Supplied records =>
....
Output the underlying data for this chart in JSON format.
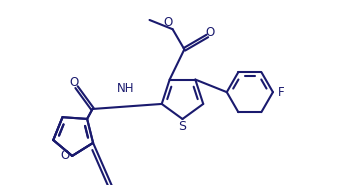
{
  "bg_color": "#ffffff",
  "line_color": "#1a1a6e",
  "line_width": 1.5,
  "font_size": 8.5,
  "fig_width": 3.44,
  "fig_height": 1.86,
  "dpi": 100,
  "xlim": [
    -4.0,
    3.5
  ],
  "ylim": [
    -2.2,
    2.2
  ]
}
....
Problem to solve => Write every record out again exactly; no pictures belong in the copy.

Exercise response =>
Output the underlying data for this chart in JSON format.
{
  "bg_color": "#ffffff",
  "line_color": "#1a1a6e",
  "line_width": 1.5,
  "font_size": 8.5,
  "fig_width": 3.44,
  "fig_height": 1.86,
  "dpi": 100,
  "xlim": [
    -4.0,
    3.5
  ],
  "ylim": [
    -2.2,
    2.2
  ]
}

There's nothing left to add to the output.